((

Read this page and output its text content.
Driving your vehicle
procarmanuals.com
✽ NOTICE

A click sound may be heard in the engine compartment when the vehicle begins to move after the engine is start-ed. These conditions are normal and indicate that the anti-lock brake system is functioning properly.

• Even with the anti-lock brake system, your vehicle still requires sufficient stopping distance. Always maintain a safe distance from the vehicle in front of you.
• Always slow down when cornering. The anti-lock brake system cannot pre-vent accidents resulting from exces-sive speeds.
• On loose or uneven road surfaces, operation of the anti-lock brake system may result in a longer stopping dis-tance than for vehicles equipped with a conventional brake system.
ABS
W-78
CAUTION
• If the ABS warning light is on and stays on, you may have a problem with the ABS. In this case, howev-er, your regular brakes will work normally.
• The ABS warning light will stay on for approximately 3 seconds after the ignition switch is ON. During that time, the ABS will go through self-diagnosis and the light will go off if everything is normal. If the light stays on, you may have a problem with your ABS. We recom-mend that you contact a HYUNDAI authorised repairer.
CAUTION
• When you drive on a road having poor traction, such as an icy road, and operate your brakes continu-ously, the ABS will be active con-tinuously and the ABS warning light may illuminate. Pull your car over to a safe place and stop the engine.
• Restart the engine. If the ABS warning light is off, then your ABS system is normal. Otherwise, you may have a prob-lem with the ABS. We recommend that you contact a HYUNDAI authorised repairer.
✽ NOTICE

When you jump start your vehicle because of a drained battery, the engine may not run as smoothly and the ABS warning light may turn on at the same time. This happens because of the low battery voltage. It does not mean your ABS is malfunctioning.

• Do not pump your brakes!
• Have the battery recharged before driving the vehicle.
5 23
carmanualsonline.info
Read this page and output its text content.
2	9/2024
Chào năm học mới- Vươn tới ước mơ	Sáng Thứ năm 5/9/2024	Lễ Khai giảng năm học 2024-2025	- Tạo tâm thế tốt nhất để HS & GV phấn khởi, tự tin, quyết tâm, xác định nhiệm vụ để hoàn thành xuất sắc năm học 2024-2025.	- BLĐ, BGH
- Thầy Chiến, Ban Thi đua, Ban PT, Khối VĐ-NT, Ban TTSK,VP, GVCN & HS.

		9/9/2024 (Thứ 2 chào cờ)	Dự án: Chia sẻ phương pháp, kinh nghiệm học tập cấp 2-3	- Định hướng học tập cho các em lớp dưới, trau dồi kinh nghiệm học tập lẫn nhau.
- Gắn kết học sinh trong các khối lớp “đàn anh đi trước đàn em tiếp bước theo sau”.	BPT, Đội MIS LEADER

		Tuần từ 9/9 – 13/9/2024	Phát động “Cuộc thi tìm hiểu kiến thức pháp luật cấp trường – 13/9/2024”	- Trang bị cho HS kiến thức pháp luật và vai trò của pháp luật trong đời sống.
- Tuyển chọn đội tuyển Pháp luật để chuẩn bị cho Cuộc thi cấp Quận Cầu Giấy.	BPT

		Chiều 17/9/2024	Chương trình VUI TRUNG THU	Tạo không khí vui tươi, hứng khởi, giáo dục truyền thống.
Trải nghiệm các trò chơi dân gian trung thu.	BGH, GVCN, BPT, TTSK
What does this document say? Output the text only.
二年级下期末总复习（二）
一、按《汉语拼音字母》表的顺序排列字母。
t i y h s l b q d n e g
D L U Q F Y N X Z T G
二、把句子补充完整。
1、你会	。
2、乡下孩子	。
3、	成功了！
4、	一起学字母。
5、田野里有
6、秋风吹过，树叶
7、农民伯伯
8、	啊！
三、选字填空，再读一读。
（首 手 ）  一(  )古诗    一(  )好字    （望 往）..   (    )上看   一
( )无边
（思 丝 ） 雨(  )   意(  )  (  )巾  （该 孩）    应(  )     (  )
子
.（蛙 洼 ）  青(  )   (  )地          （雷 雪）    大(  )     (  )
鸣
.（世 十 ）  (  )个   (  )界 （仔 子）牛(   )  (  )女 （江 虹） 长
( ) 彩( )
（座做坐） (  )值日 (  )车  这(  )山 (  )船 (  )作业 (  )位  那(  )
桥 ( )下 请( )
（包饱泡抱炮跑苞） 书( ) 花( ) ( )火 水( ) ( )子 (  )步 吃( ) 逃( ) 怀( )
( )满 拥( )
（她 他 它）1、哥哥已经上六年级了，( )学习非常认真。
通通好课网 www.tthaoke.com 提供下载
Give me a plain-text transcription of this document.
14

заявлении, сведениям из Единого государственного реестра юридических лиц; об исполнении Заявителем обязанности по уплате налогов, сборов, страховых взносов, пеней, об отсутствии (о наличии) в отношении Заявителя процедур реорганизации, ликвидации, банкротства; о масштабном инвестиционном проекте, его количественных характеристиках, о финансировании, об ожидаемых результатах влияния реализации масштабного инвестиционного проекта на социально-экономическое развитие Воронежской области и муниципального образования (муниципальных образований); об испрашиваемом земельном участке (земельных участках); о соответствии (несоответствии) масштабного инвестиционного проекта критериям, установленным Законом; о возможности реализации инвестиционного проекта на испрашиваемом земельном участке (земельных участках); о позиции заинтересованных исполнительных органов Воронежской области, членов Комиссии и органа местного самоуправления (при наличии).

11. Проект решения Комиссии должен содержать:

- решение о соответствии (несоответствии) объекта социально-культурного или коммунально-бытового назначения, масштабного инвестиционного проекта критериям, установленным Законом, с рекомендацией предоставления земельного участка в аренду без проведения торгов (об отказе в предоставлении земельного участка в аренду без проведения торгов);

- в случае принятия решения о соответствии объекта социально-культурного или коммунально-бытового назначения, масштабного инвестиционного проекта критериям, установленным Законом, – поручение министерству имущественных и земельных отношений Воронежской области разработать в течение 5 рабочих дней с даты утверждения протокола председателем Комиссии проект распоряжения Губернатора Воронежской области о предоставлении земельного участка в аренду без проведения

))

Given request
Take each line of the material that contains the word "after" and list it.

Solution
A click sound may be heard in the engine compartment when the vehicle begins to move after the engine is start-ed. These conditions are normal and indicate that the anti-lock brake system is functioning properly.
• The ABS warning light will stay on for approximately 3 seconds after the ignition switch is ON. During that time, the ABS will go through self-diagnosis and the light will go off if everything is normal. If the light stays on, you may have a problem with your ABS. We recom-mend that you contact a HYUNDAI authorised repairer.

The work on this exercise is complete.